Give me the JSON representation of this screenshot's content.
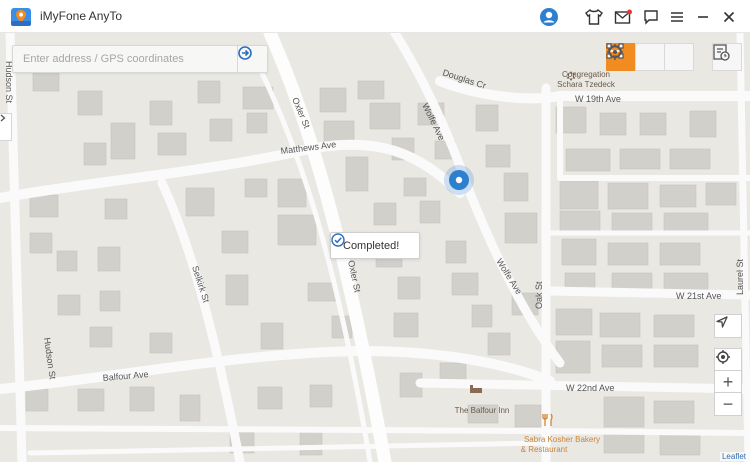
{
  "window": {
    "title": "iMyFone AnyTo",
    "buttons": [
      "user-avatar-icon",
      "skin-shirt-icon",
      "mail-icon",
      "feedback-icon",
      "menu-icon",
      "minimize-icon",
      "close-icon"
    ]
  },
  "search": {
    "placeholder": "Enter address / GPS coordinates",
    "value": ""
  },
  "modes": [
    {
      "name": "two-spot-mode",
      "icon": "route-icon",
      "active": true
    },
    {
      "name": "multi-spot-mode",
      "icon": "multi-spot-icon",
      "active": false
    },
    {
      "name": "jump-teleport-mode",
      "icon": "crosshair-icon",
      "active": false
    },
    {
      "name": "history",
      "icon": "history-icon",
      "active": false
    }
  ],
  "toast": {
    "text": "Completed!"
  },
  "map": {
    "streets": {
      "hudson_st_top": "Hudson St",
      "hudson_st_bottom": "Hudson St",
      "oxler_st_top": "Oxler St",
      "oxler_st_bottom": "Oxler St",
      "douglas_cr": "Douglas Cr",
      "w19th": "W 19th Ave",
      "wolfe_ave_top": "Wolfe Ave",
      "wolfe_ave_bottom": "Wolfe Ave",
      "matthews": "Matthews Ave",
      "selkirk": "Selkirk St",
      "oak": "Oak St",
      "w21st": "W 21st Ave",
      "balfour": "Balfour Ave",
      "w22nd": "W 22nd Ave",
      "laurel_st": "Laurel St"
    },
    "pois": {
      "congregation_line1": "Congregation",
      "congregation_line2": "Schara Tzedeck",
      "balfour_inn": "The Balfour Inn",
      "bakery_line1": "Sabra Kosher Bakery",
      "bakery_line2": "& Restaurant"
    },
    "attribution": "Leaflet",
    "colors": {
      "accent": "#f08c22",
      "marker": "#2d7fd0",
      "poi": "#c7843a"
    }
  },
  "controls": {
    "zoom_in": "+",
    "zoom_out": "−"
  }
}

====================

Go through the material and select each line with the string "spot" in it.

      "name": "two-spot-mode",
      "name": "multi-spot-mode",
      "icon": "multi-spot-icon",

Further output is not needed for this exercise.